(Exercise instructions) Can you transcribe every record below exactly as it appears?

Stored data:
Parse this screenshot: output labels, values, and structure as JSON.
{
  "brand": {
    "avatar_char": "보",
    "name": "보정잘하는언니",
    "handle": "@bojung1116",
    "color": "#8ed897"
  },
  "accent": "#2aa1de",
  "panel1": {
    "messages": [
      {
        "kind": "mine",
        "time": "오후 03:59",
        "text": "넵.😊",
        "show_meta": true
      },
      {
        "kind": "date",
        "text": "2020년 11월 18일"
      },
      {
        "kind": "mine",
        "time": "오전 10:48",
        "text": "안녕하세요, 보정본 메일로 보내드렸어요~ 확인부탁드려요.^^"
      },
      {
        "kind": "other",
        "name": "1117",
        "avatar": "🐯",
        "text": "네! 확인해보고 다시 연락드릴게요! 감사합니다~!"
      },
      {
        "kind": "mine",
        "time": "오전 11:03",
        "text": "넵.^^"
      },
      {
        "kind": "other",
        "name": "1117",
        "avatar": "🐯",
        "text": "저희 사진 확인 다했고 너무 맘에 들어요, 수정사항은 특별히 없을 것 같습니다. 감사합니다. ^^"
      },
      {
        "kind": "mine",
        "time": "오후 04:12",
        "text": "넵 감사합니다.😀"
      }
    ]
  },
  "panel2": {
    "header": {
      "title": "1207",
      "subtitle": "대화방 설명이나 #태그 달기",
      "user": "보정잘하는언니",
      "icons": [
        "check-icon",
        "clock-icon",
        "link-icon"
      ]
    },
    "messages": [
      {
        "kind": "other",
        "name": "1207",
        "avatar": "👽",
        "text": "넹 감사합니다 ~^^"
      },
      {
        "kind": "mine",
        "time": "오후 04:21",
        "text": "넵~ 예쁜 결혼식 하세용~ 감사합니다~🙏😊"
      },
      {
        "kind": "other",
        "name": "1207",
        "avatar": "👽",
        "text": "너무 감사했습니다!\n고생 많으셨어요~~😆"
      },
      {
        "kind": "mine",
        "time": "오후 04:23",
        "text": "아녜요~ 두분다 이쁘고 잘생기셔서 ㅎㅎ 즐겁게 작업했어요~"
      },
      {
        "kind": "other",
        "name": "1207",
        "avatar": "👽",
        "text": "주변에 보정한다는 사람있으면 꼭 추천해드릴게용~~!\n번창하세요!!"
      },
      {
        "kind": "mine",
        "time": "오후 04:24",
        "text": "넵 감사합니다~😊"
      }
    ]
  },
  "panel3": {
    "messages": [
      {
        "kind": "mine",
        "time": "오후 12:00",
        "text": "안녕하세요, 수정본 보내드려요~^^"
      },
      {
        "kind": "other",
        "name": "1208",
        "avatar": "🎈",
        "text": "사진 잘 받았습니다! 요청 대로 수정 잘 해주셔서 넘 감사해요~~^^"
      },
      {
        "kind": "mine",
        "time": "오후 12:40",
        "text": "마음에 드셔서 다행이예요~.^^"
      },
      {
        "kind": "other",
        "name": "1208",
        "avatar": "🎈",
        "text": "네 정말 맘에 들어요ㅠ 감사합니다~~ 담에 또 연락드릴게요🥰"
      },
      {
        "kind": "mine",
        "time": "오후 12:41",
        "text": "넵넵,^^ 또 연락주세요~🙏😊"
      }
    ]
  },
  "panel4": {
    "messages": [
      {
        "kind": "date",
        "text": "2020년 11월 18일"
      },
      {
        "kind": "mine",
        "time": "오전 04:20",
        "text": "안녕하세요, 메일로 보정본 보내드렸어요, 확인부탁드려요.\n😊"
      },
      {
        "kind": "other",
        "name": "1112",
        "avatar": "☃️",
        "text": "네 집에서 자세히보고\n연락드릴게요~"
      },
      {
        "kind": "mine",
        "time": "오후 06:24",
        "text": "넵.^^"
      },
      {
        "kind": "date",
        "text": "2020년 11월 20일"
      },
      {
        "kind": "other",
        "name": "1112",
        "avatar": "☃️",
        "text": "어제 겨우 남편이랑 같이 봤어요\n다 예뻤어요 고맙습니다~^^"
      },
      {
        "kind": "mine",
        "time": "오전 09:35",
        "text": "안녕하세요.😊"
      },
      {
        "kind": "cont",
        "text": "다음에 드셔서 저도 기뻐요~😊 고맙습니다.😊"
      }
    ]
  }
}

(Answer to the problem)
Parse this screenshot: output labels, values, and structure as JSON.
{
  "brand": {
    "avatar_char": "보",
    "name": "보정잘하는언니",
    "handle": "@bojung1116",
    "color": "#8ed897"
  },
  "accent": "#2aa1de",
  "panel1": {
    "messages": [
      {
        "kind": "mine",
        "time": "오후 03:59",
        "text": "넵.😊",
        "show_meta": true
      },
      {
        "kind": "date",
        "text": "2020년 11월 18일"
      },
      {
        "kind": "mine",
        "time": "오전 10:48",
        "text": "안녕하세요, 보정본 메일로 보내드렸어요~ 확인부탁드려요.^^"
      },
      {
        "kind": "other",
        "name": "1117",
        "avatar": "🐯",
        "text": "네! 확인해보고 다시 연락드릴게요! 감사합니다~!"
      },
      {
        "kind": "mine",
        "time": "오전 11:03",
        "text": "넵.^^"
      },
      {
        "kind": "other",
        "name": "1117",
        "avatar": "🐯",
        "text": "저희 사진 확인 다했고 너무 맘에 들어요, 수정사항은 특별히 없을 것 같습니다. 감사합니다. ^^"
      },
      {
        "kind": "mine",
        "time": "오후 04:12",
        "text": "넵 감사합니다.😀"
      }
    ]
  },
  "panel2": {
    "header": {
      "title": "1207",
      "subtitle": "대화방 설명이나 #태그 달기",
      "user": "보정잘하는언니",
      "icons": [
        "check-icon",
        "clock-icon",
        "link-icon"
      ]
    },
    "messages": [
      {
        "kind": "other",
        "name": "1207",
        "avatar": "👽",
        "text": "넹 감사합니다 ~^^"
      },
      {
        "kind": "mine",
        "time": "오후 04:21",
        "text": "넵~ 예쁜 결혼식 하세용~ 감사합니다~🙏😊"
      },
      {
        "kind": "other",
        "name": "1207",
        "avatar": "👽",
        "text": "너무 감사했습니다!\n고생 많으셨어요~~😆"
      },
      {
        "kind": "mine",
        "time": "오후 04:23",
        "text": "아녜요~ 두분다 이쁘고 잘생기셔서 ㅎㅎ 즐겁게 작업했어요~"
      },
      {
        "kind": "other",
        "name": "1207",
        "avatar": "👽",
        "text": "주변에 보정한다는 사람있으면 꼭 추천해드릴게용~~!\n번창하세요!!"
      },
      {
        "kind": "mine",
        "time": "오후 04:24",
        "text": "넵 감사합니다~😊"
      }
    ]
  },
  "panel3": {
    "messages": [
      {
        "kind": "mine",
        "time": "오후 12:00",
        "text": "안녕하세요, 수정본 보내드려요~^^"
      },
      {
        "kind": "other",
        "name": "1208",
        "avatar": "🎈",
        "text": "사진 잘 받았습니다! 요청 대로 수정 잘 해주셔서 넘 감사해요~~^^"
      },
      {
        "kind": "mine",
        "time": "오후 12:40",
        "text": "마음에 드셔서 다행이예요~.^^"
      },
      {
        "kind": "other",
        "name": "1208",
        "avatar": "🎈",
        "text": "네 정말 맘에 들어요ㅠ 감사합니다~~ 담에 또 연락드릴게요🥰"
      },
      {
        "kind": "mine",
        "time": "오후 12:41",
        "text": "넵넵,^^ 또 연락주세요~🙏😊"
      }
    ]
  },
  "panel4": {
    "messages": [
      {
        "kind": "date",
        "text": "2020년 11월 18일"
      },
      {
        "kind": "mine",
        "time": "오전 04:20",
        "text": "안녕하세요, 메일로 보정본 보내드렸어요, 확인부탁드려요.\n😊"
      },
      {
        "kind": "other",
        "name": "1112",
        "avatar": "☃️",
        "text": "네 집에서 자세히보고\n연락드릴게요~"
      },
      {
        "kind": "mine",
        "time": "오후 06:24",
        "text": "넵.^^"
      },
      {
        "kind": "date",
        "text": "2020년 11월 20일"
      },
      {
        "kind": "other",
        "name": "1112",
        "avatar": "☃️",
        "text": "어제 겨우 남편이랑 같이 봤어요\n다 예뻤어요 고맙습니다~^^"
      },
      {
        "kind": "mine",
        "time": "오전 09:35",
        "text": "안녕하세요.😊"
      },
      {
        "kind": "cont",
        "text": "다음에 드셔서 저도 기뻐요~😊 고맙습니다.😊"
      }
    ]
  }
}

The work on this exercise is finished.